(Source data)
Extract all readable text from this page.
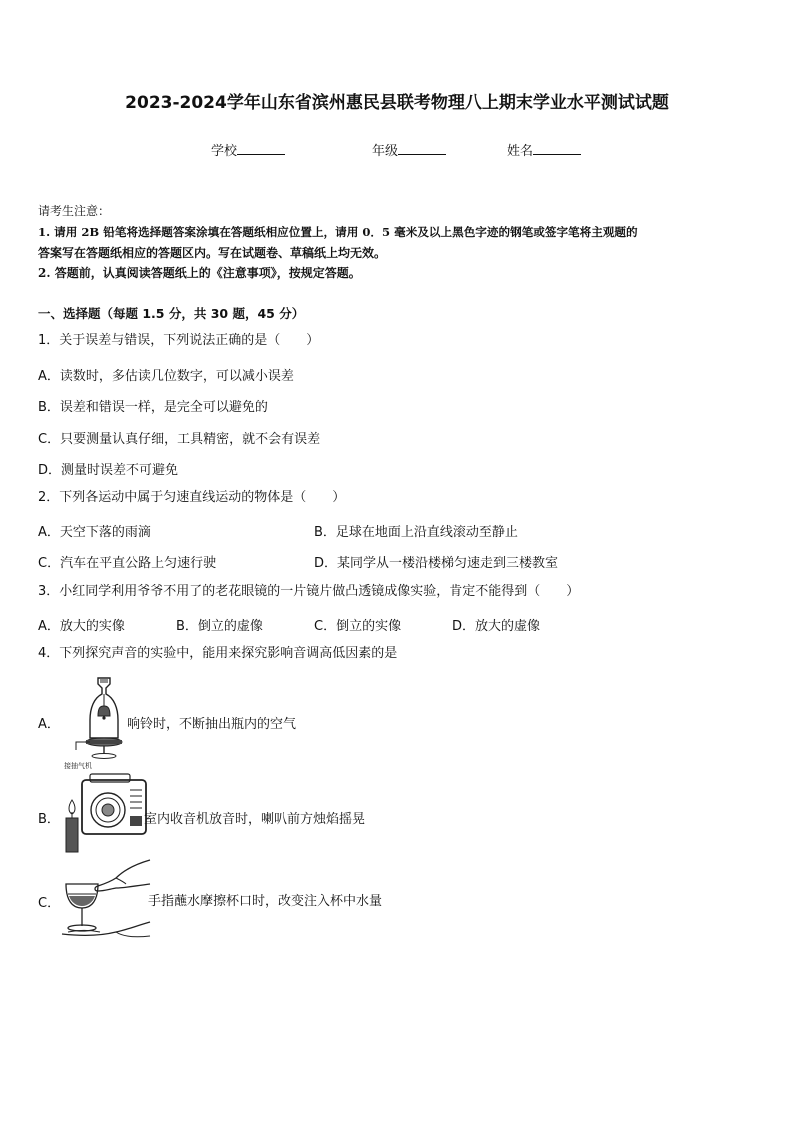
2023-2024学年山东省滨州惠民县联考物理八上期末学业水平测试试题
学校	年级	姓名
请考生注意：
1. 请用 2B 铅笔将选择题答案涂填在答题纸相应位置上，请用 0．5 毫米及以上黑色字迹的钢笔或签字笔将主观题的
答案写在答题纸相应的答题区内。写在试题卷、草稿纸上均无效。
2. 答题前，认真阅读答题纸上的《注意事项》，按规定答题。
一、选择题（每题 1.5 分，共 30 题，45 分）
1．关于误差与错误，下列说法正确的是（　　）
A．读数时，多估读几位数字，可以减小误差
B．误差和错误一样，是完全可以避免的
C．只要测量认真仔细，工具精密，就不会有误差
D．测量时误差不可避免
2．下列各运动中属于匀速直线运动的物体是（　　）
A．天空下落的雨滴	B．足球在地面上沿直线滚动至静止
C．汽车在平直公路上匀速行驶	D．某同学从一楼沿楼梯匀速走到三楼教室
3．小红同学利用爷爷不用了的老花眼镜的一片镜片做凸透镜成像实验，肯定不能得到（　　）
A．放大的实像	B．倒立的虚像	C．倒立的实像	D．放大的虚像
4．下列探究声音的实验中，能用来探究影响音调高低因素的是
A．
接抽气机
响铃时，不断抽出瓶内的空气
B．	室内收音机放音时，喇叭前方烛焰摇晃
C．	手指蘸水摩擦杯口时，改变注入杯中水量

EXERCISE PROMPT
All of the material above should be reproduced exactly, except the pictures.

RESULT
Extract all readable text from this page.
2023-2024学年山东省滨州惠民县联考物理八上期末学业水平测试试题
学校	年级	姓名
请考生注意：
1. 请用 2B 铅笔将选择题答案涂填在答题纸相应位置上，请用 0．5 毫米及以上黑色字迹的钢笔或签字笔将主观题的
答案写在答题纸相应的答题区内。写在试题卷、草稿纸上均无效。
2. 答题前，认真阅读答题纸上的《注意事项》，按规定答题。
一、选择题（每题 1.5 分，共 30 题，45 分）
1．关于误差与错误，下列说法正确的是（　　）
A．读数时，多估读几位数字，可以减小误差
B．误差和错误一样，是完全可以避免的
C．只要测量认真仔细，工具精密，就不会有误差
D．测量时误差不可避免
2．下列各运动中属于匀速直线运动的物体是（　　）
A．天空下落的雨滴	B．足球在地面上沿直线滚动至静止
C．汽车在平直公路上匀速行驶	D．某同学从一楼沿楼梯匀速走到三楼教室
3．小红同学利用爷爷不用了的老花眼镜的一片镜片做凸透镜成像实验，肯定不能得到（　　）
A．放大的实像	B．倒立的虚像	C．倒立的实像	D．放大的虚像
4．下列探究声音的实验中，能用来探究影响音调高低因素的是
A．
接抽气机
响铃时，不断抽出瓶内的空气
B．	室内收音机放音时，喇叭前方烛焰摇晃
C．	手指蘸水摩擦杯口时，改变注入杯中水量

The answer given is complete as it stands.